[Stored items]
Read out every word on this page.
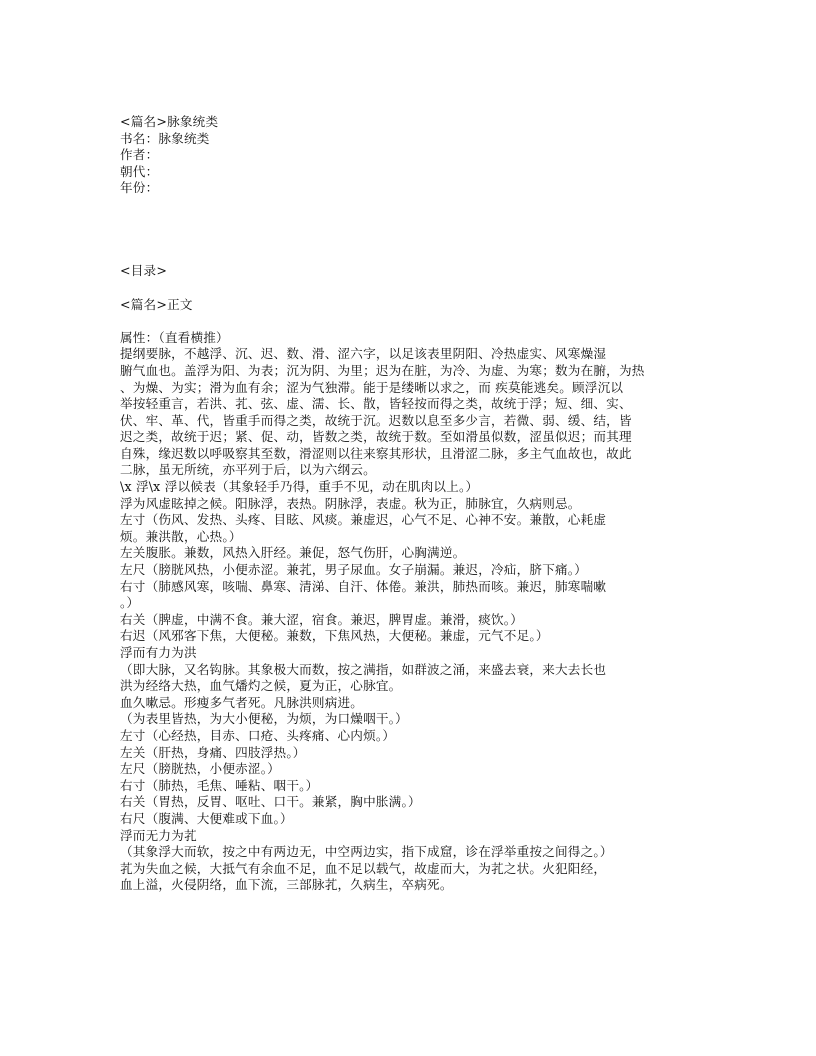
<篇名>脉象统类
书名：脉象统类
作者：
朝代：
年份：
<目录>
<篇名>正文
属性：（直看横推）
提纲要脉，不越浮、沉、迟、数、滑、涩六字，以足该表里阴阳、冷热虚实、风寒燥湿
腑气血也。盖浮为阳、为表；沉为阴、为里；迟为在脏，为冷、为虚、为寒；数为在腑，为热
、为燥、为实；滑为血有余；涩为气独滞。能于是缕晰以求之，而 疾莫能逃矣。顾浮沉以
举按轻重言，若洪、芤、弦、虚、濡、长、散，皆轻按而得之类，故统于浮；短、细、实、
伏、牢、革、代，皆重手而得之类，故统于沉。迟数以息至多少言，若微、弱、缓、结，皆
迟之类，故统于迟；紧、促、动，皆数之类，故统于数。至如滑虽似数，涩虽似迟；而其理
自殊，缘迟数以呼吸察其至数，滑涩则以往来察其形状，且滑涩二脉，多主气血故也，故此
二脉，虽无所统，亦平列于后，以为六纲云。
\x 浮\x 浮以候表（其象轻手乃得，重手不见，动在肌肉以上。）
浮为风虚眩掉之候。阳脉浮，表热。阴脉浮，表虚。秋为正，肺脉宜，久病则忌。
左寸（伤风、发热、头疼、目眩、风痰。兼虚迟，心气不足、心神不安。兼散，心耗虚
烦。兼洪散，心热。）
左关腹胀。兼数，风热入肝经。兼促，怒气伤肝，心胸满逆。
左尺（膀胱风热，小便赤涩。兼芤，男子尿血。女子崩漏。兼迟，冷疝，脐下痛。）
右寸（肺感风寒，咳喘、鼻寒、清涕、自汗、体倦。兼洪，肺热而咳。兼迟，肺寒喘嗽
。）
右关（脾虚，中满不食。兼大涩，宿食。兼迟，脾胃虚。兼滑，痰饮。）
右迟（风邪客下焦，大便秘。兼数，下焦风热，大便秘。兼虚，元气不足。）
浮而有力为洪
（即大脉，又名钩脉。其象极大而数，按之满指，如群波之涌，来盛去衰，来大去长也
洪为经络大热，血气燔灼之候，夏为正，心脉宜。
血久嗽忌。形瘦多气者死。凡脉洪则病进。
（为表里皆热，为大小便秘，为烦，为口燥咽干。）
左寸（心经热，目赤、口疮、头疼痛、心内烦。）
左关（肝热，身痛、四肢浮热。）
左尺（膀胱热，小便赤涩。）
右寸（肺热，毛焦、唾粘、咽干。）
右关（胃热，反胃、呕吐、口干。兼紧，胸中胀满。）
右尺（腹满、大便难或下血。）
浮而无力为芤
（其象浮大而软，按之中有两边无，中空两边实，指下成窟，诊在浮举重按之间得之。）
芤为失血之候，大抵气有余血不足，血不足以载气，故虚而大，为芤之状。火犯阳经，
血上溢，火侵阴络，血下流，三部脉芤，久病生，卒病死。
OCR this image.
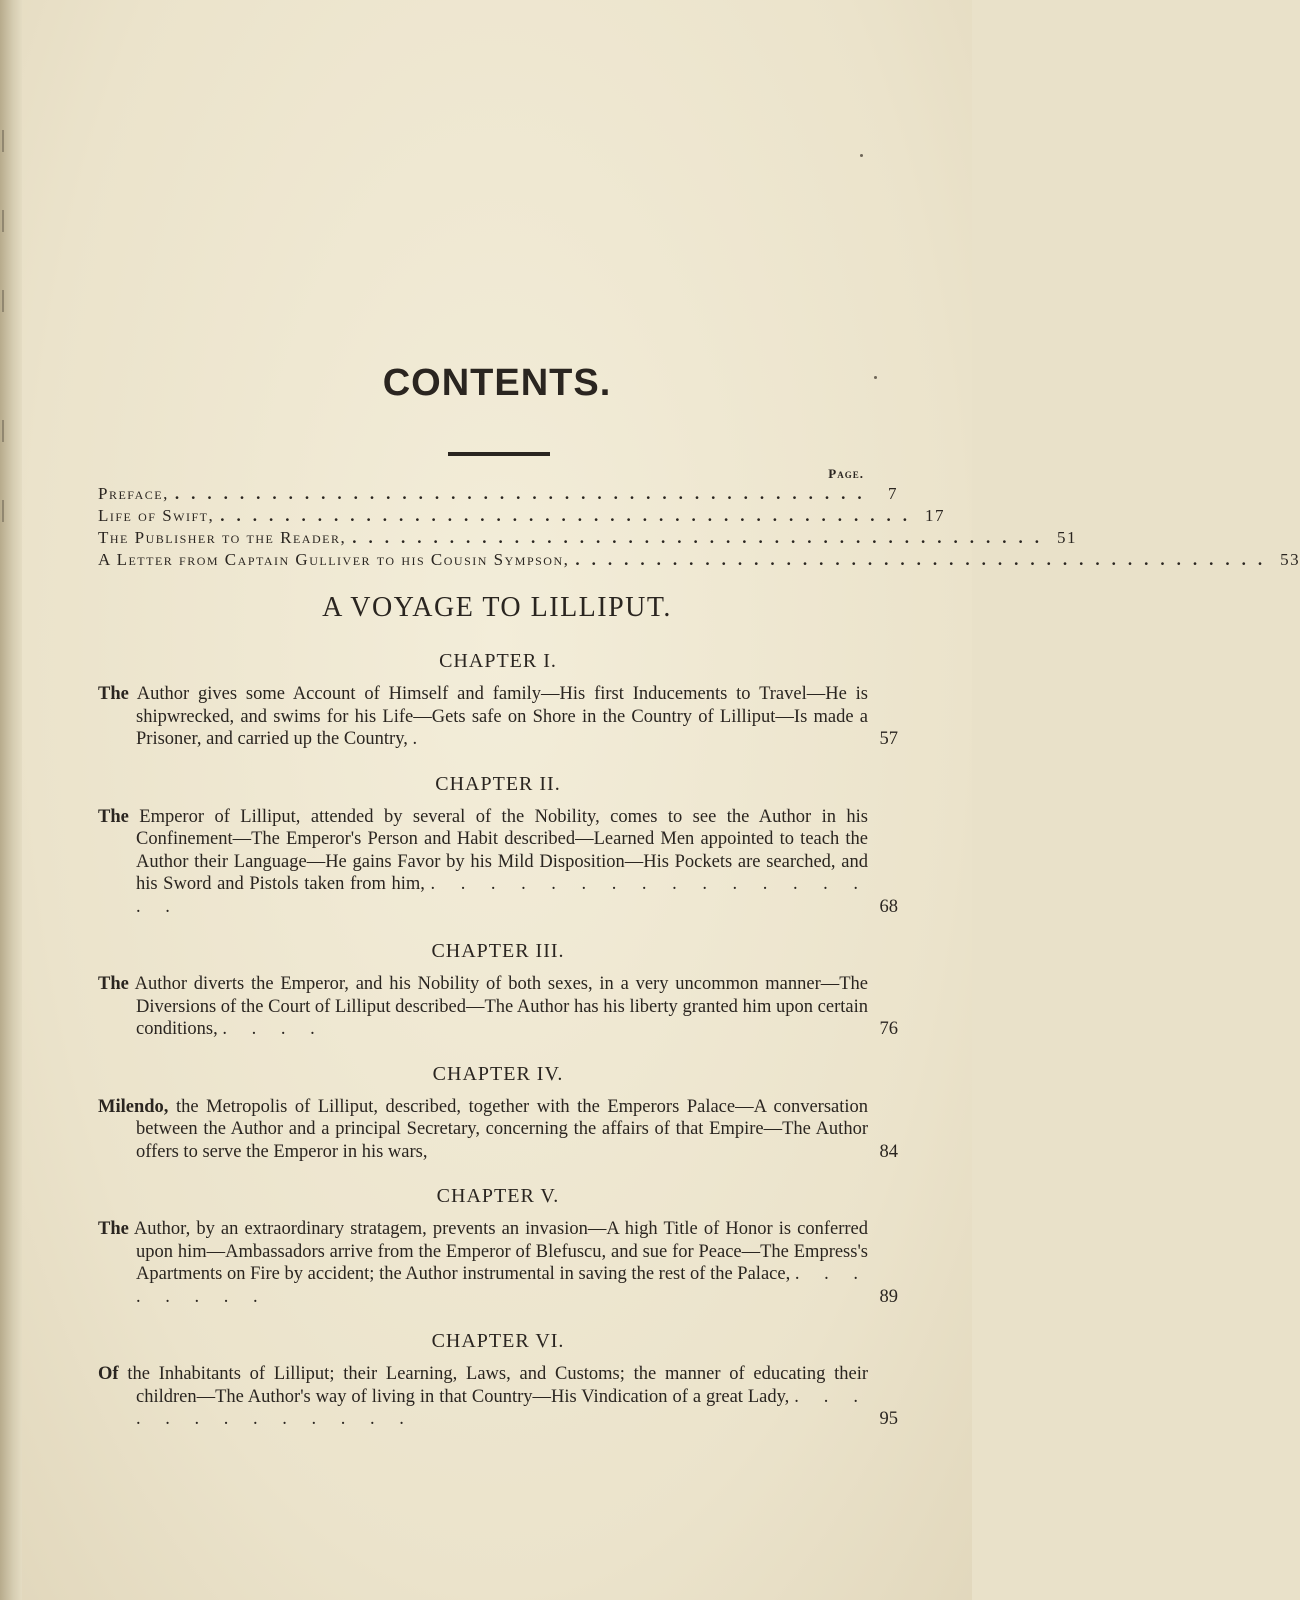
CONTENTS.
Page.
Preface, ........................................... 7
Life of Swift, ........................................... 17
The Publisher to the Reader, ........................................... 51
A Letter from Captain Gulliver to his Cousin Sympson, ........................................... 53
A VOYAGE TO LILLIPUT.
CHAPTER I.
The Author gives some Account of Himself and family—His first Inducements to Travel—He is shipwrecked, and swims for his Life—Gets safe on Shore in the Country of Lilliput—Is made a Prisoner, and carried up the Country, .	57
CHAPTER II.
The Emperor of Lilliput, attended by several of the Nobility, comes to see the Author in his Confinement—The Emperor's Person and Habit described—Learned Men appointed to teach the Author their Language—He gains Favor by his Mild Disposition—His Pockets are searched, and his Sword and Pistols taken from him, . . . . . . . . . . . . . . . . .	68
CHAPTER III.
The Author diverts the Emperor, and his Nobility of both sexes, in a very uncommon manner—The Diversions of the Court of Lilliput described—The Author has his liberty granted him upon certain conditions, . . . .	76
CHAPTER IV.
Milendo, the Metropolis of Lilliput, described, together with the Emperors Palace—A conversation between the Author and a principal Secretary, concerning the affairs of that Empire—The Author offers to serve the Emperor in his wars,	84
CHAPTER V.
The Author, by an extraordinary stratagem, prevents an invasion—A high Title of Honor is conferred upon him—Ambassadors arrive from the Emperor of Blefuscu, and sue for Peace—The Empress's Apartments on Fire by accident; the Author instrumental in saving the rest of the Palace, . . . . . . . .	89
CHAPTER VI.
Of the Inhabitants of Lilliput; their Learning, Laws, and Customs; the manner of educating their children—The Author's way of living in that Country—His Vindication of a great Lady, . . . . . . . . . . . . .	95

■ Exercise prompt ■
The lines to copy run from the line containing "OCR this image." through the end of the data above; copy exactly those, minus the pictures.

■ Solution ■
OCR this image.
CONTENTS.
Page.
Preface, ........................................... 7
Life of Swift, ........................................... 17
The Publisher to the Reader, ........................................... 51
A Letter from Captain Gulliver to his Cousin Sympson, ........................................... 53
A VOYAGE TO LILLIPUT.
CHAPTER I.
The Author gives some Account of Himself and family—His first Inducements to Travel—He is shipwrecked, and swims for his Life—Gets safe on Shore in the Country of Lilliput—Is made a Prisoner, and carried up the Country, .	57
CHAPTER II.
The Emperor of Lilliput, attended by several of the Nobility, comes to see the Author in his Confinement—The Emperor's Person and Habit described—Learned Men appointed to teach the Author their Language—He gains Favor by his Mild Disposition—His Pockets are searched, and his Sword and Pistols taken from him, . . . . . . . . . . . . . . . . .	68
CHAPTER III.
The Author diverts the Emperor, and his Nobility of both sexes, in a very uncommon manner—The Diversions of the Court of Lilliput described—The Author has his liberty granted him upon certain conditions, . . . .	76
CHAPTER IV.
Milendo, the Metropolis of Lilliput, described, together with the Emperors Palace—A conversation between the Author and a principal Secretary, concerning the affairs of that Empire—The Author offers to serve the Emperor in his wars,	84
CHAPTER V.
The Author, by an extraordinary stratagem, prevents an invasion—A high Title of Honor is conferred upon him—Ambassadors arrive from the Emperor of Blefuscu, and sue for Peace—The Empress's Apartments on Fire by accident; the Author instrumental in saving the rest of the Palace, . . . . . . . .	89
CHAPTER VI.
Of the Inhabitants of Lilliput; their Learning, Laws, and Customs; the manner of educating their children—The Author's way of living in that Country—His Vindication of a great Lady, . . . . . . . . . . . . .	95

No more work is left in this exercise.